▸ Instructions to follow:
Rewrite the listing below, replacing every "place-label" with "town-label" and keeping everything else unchanged. Leave the pictures out of your answer.

▸ Extracted data:
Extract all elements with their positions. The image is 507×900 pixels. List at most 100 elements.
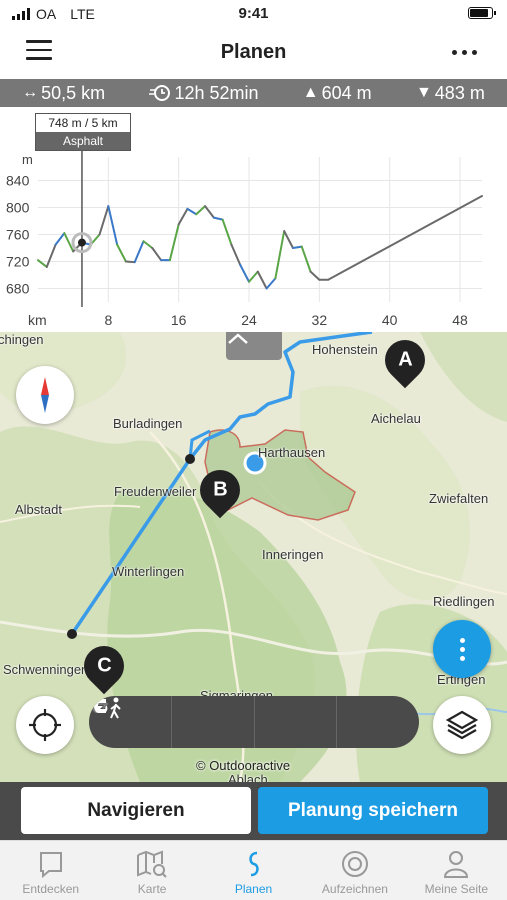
redo-button[interactable] (92, 696, 338, 748)
tab-label: Entdecken (22, 882, 80, 896)
compass-icon (41, 377, 49, 413)
save-plan-button[interactable]: Planung speichern (258, 787, 488, 834)
tab-meine-seite[interactable]: Meine Seite (406, 841, 507, 900)
elevation-segment (239, 263, 251, 283)
elevation-segment (98, 205, 110, 236)
elevation-segment (107, 205, 119, 246)
marker-label: B (212, 478, 228, 501)
map-view[interactable]: chingen Hohenstein Burladingen Harthause… (0, 332, 507, 782)
elevation-segment (221, 218, 233, 246)
route-stats-bar: ↔ 50,5 km 12h 52min ▲ 604 m ▼ 483 m (0, 79, 507, 107)
duration-stat: 12h 52min (149, 82, 259, 104)
layers-icon (445, 710, 479, 740)
x-tick-label: 48 (452, 312, 468, 328)
y-tick-label: 680 (6, 281, 30, 297)
elevation-segment (248, 270, 259, 283)
tab-label: Meine Seite (424, 882, 489, 896)
more-actions-button[interactable] (433, 620, 491, 678)
page-title: Planen (220, 41, 287, 63)
action-bar: Navigieren Planung speichern (0, 782, 507, 840)
descent-icon: ▼ (415, 84, 432, 101)
ascent-icon: ▲ (302, 84, 319, 101)
x-tick-label: 24 (241, 312, 257, 328)
profile-icon (444, 851, 469, 878)
collapse-chart-button[interactable] (226, 332, 282, 360)
elevation-segment (168, 223, 180, 262)
tab-label: Planen (234, 882, 273, 896)
snap-button[interactable] (94, 696, 419, 748)
x-tick-label: 8 (104, 312, 112, 328)
chart-cursor-point (77, 238, 86, 247)
elevation-segment (186, 207, 198, 216)
place-label: Hohenstein (312, 342, 378, 357)
magnet-icon (94, 699, 106, 713)
place-label: Freudenweiler (114, 484, 197, 499)
status-time: 9:41 (238, 5, 269, 22)
elevation-segment (212, 216, 224, 221)
tooltip-value: 748 m / 5 km (48, 116, 118, 130)
tab-bar: Entdecken Karte Planen Aufzeichnen Meine… (0, 840, 507, 900)
compass-button[interactable] (16, 366, 74, 424)
place-label: Riedlingen (433, 594, 495, 609)
descent-stat: ▼ 483 m (416, 83, 485, 104)
y-axis-label: m (22, 152, 33, 167)
elevation-segment (327, 195, 483, 281)
map-search-icon (137, 850, 167, 878)
marker-label: C (96, 654, 112, 677)
layers-button[interactable] (433, 696, 491, 754)
y-tick-label: 720 (6, 254, 30, 270)
navigate-button[interactable]: Navigieren (21, 787, 251, 834)
x-tick-label: 32 (312, 312, 328, 328)
elevation-segment (151, 247, 163, 262)
place-label: Inneringen (262, 547, 324, 562)
undo-button[interactable] (91, 696, 255, 748)
elevation-chart[interactable]: 840 800 760 720 680 8 16 24 32 40 48 m km 748 m / 5 … (0, 107, 507, 332)
elevation-segment (300, 245, 312, 273)
elevation-segment (177, 207, 189, 226)
y-tick-label: 800 (6, 200, 30, 216)
tab-aufzeichnen[interactable]: Aufzeichnen (304, 841, 405, 900)
x-axis-label: km (28, 312, 47, 328)
duration-value: 12h 52min (174, 82, 259, 103)
locate-button[interactable] (16, 696, 74, 754)
place-label: Harthausen (258, 445, 326, 460)
place-label: chingen (0, 332, 44, 347)
tab-label: Aufzeichnen (321, 882, 388, 896)
elevation-segment (133, 240, 145, 264)
crosshair-icon (29, 709, 61, 741)
marker-label: A (397, 348, 413, 371)
y-tick-label: 760 (6, 227, 30, 243)
chevron-up-icon (228, 333, 248, 344)
place-label: Albstadt (15, 502, 62, 517)
y-tick-label: 840 (6, 173, 30, 189)
elevation-segment (116, 243, 127, 263)
place-label: Zwiefalten (429, 491, 489, 506)
elevation-segment (45, 243, 57, 268)
record-icon (341, 851, 368, 877)
elevation-segment (256, 270, 268, 290)
ascent-stat: ▲ 604 m (303, 83, 372, 104)
x-tick-label: 16 (171, 312, 187, 328)
nav-bar: Planen (0, 28, 507, 78)
elevation-segment (309, 270, 321, 281)
place-label: Winterlingen (112, 564, 185, 579)
clock-icon (149, 85, 171, 101)
place-label: Aichelau (371, 411, 421, 426)
distance-value: 50,5 km (41, 82, 106, 103)
map-copyright: © Outdooractive (196, 758, 291, 773)
tooltip-surface: Asphalt (36, 132, 130, 150)
tab-entdecken[interactable]: Entdecken (0, 841, 101, 900)
tab-planen[interactable]: Planen (203, 841, 304, 900)
elevation-segment (283, 230, 294, 249)
ascent-value: 604 m (321, 82, 372, 103)
more-options-icon[interactable] (452, 50, 477, 55)
route-icon (248, 851, 259, 877)
elevation-segment (274, 230, 286, 280)
tab-karte[interactable]: Karte (101, 841, 202, 900)
elevation-segment (124, 260, 136, 264)
chart-tooltip: 748 m / 5 km Asphalt (35, 113, 131, 151)
place-label: Schwenningen (3, 662, 89, 677)
distance-icon: ↔ (22, 84, 39, 101)
elevation-segment (142, 240, 154, 249)
chat-icon (39, 852, 62, 879)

▸ Output of the exercise:
Extract all elements with their positions. The image is 507×900 pixels. List at most 100 elements.
redo-button[interactable] (92, 696, 338, 748)
tab-label: Entdecken (22, 882, 80, 896)
compass-icon (41, 377, 49, 413)
save-plan-button[interactable]: Planung speichern (258, 787, 488, 834)
tab-meine-seite[interactable]: Meine Seite (406, 841, 507, 900)
elevation-segment (239, 263, 251, 283)
elevation-segment (98, 205, 110, 236)
elevation-segment (107, 205, 119, 246)
marker-label: B (212, 478, 228, 501)
map-view[interactable]: chingen Hohenstein Burladingen Harthause… (0, 332, 507, 782)
elevation-segment (221, 218, 233, 246)
route-stats-bar: ↔ 50,5 km 12h 52min ▲ 604 m ▼ 483 m (0, 79, 507, 107)
duration-stat: 12h 52min (149, 82, 259, 104)
layers-icon (445, 710, 479, 740)
x-tick-label: 48 (452, 312, 468, 328)
y-tick-label: 680 (6, 281, 30, 297)
elevation-segment (248, 270, 259, 283)
tab-label: Meine Seite (424, 882, 489, 896)
more-actions-button[interactable] (433, 620, 491, 678)
page-title: Planen (220, 41, 287, 63)
action-bar: Navigieren Planung speichern (0, 782, 507, 840)
descent-icon: ▼ (415, 84, 432, 101)
ascent-icon: ▲ (302, 84, 319, 101)
x-tick-label: 24 (241, 312, 257, 328)
profile-icon (444, 851, 469, 878)
collapse-chart-button[interactable] (226, 332, 282, 360)
elevation-segment (168, 223, 180, 262)
tab-label: Planen (234, 882, 273, 896)
snap-button[interactable] (94, 696, 419, 748)
x-tick-label: 8 (104, 312, 112, 328)
chart-cursor-point (77, 238, 86, 247)
elevation-segment (186, 207, 198, 216)
town-label: Hohenstein (312, 342, 378, 357)
magnet-icon (94, 699, 106, 713)
town-label: Freudenweiler (114, 484, 197, 499)
status-time: 9:41 (238, 5, 269, 22)
elevation-segment (212, 216, 224, 221)
tooltip-value: 748 m / 5 km (48, 116, 118, 130)
tab-bar: Entdecken Karte Planen Aufzeichnen Meine… (0, 840, 507, 900)
compass-button[interactable] (16, 366, 74, 424)
town-label: Riedlingen (433, 594, 495, 609)
descent-stat: ▼ 483 m (416, 83, 485, 104)
y-axis-label: m (22, 152, 33, 167)
elevation-segment (327, 195, 483, 281)
map-search-icon (137, 850, 167, 878)
marker-label: C (96, 654, 112, 677)
layers-button[interactable] (433, 696, 491, 754)
y-tick-label: 720 (6, 254, 30, 270)
navigate-button[interactable]: Navigieren (21, 787, 251, 834)
x-tick-label: 32 (312, 312, 328, 328)
elevation-segment (151, 247, 163, 262)
town-label: Inneringen (262, 547, 324, 562)
undo-button[interactable] (91, 696, 255, 748)
elevation-chart[interactable]: 840 800 760 720 680 8 16 24 32 40 48 m km 748 m / 5 … (0, 107, 507, 332)
elevation-segment (300, 245, 312, 273)
elevation-segment (177, 207, 189, 226)
y-tick-label: 800 (6, 200, 30, 216)
tab-aufzeichnen[interactable]: Aufzeichnen (304, 841, 405, 900)
x-axis-label: km (28, 312, 47, 328)
duration-value: 12h 52min (174, 82, 259, 103)
locate-button[interactable] (16, 696, 74, 754)
town-label: Harthausen (258, 445, 326, 460)
town-label: chingen (0, 332, 44, 347)
tab-label: Aufzeichnen (321, 882, 388, 896)
elevation-segment (133, 240, 145, 264)
crosshair-icon (29, 709, 61, 741)
marker-label: A (397, 348, 413, 371)
y-tick-label: 760 (6, 227, 30, 243)
chevron-up-icon (228, 333, 248, 344)
town-label: Albstadt (15, 502, 62, 517)
y-tick-label: 840 (6, 173, 30, 189)
elevation-segment (116, 243, 127, 263)
town-label: Zwiefalten (429, 491, 489, 506)
elevation-segment (45, 243, 57, 268)
record-icon (341, 851, 368, 877)
elevation-segment (256, 270, 268, 290)
ascent-stat: ▲ 604 m (303, 83, 372, 104)
x-tick-label: 16 (171, 312, 187, 328)
nav-bar: Planen (0, 28, 507, 78)
elevation-segment (309, 270, 321, 281)
town-label: Winterlingen (112, 564, 185, 579)
clock-icon (149, 85, 171, 101)
town-label: Aichelau (371, 411, 421, 426)
distance-value: 50,5 km (41, 82, 106, 103)
map-copyright: © Outdooractive (196, 758, 291, 773)
tooltip-surface: Asphalt (36, 132, 130, 150)
tab-entdecken[interactable]: Entdecken (0, 841, 101, 900)
tab-planen[interactable]: Planen (203, 841, 304, 900)
elevation-segment (283, 230, 294, 249)
ascent-value: 604 m (321, 82, 372, 103)
more-options-icon[interactable] (452, 50, 477, 55)
route-icon (248, 851, 259, 877)
elevation-segment (274, 230, 286, 280)
tab-karte[interactable]: Karte (101, 841, 202, 900)
elevation-segment (124, 260, 136, 264)
chart-tooltip: 748 m / 5 km Asphalt (35, 113, 131, 151)
town-label: Schwenningen (3, 662, 89, 677)
distance-icon: ↔ (22, 84, 39, 101)
elevation-segment (142, 240, 154, 249)
chat-icon (39, 852, 62, 879)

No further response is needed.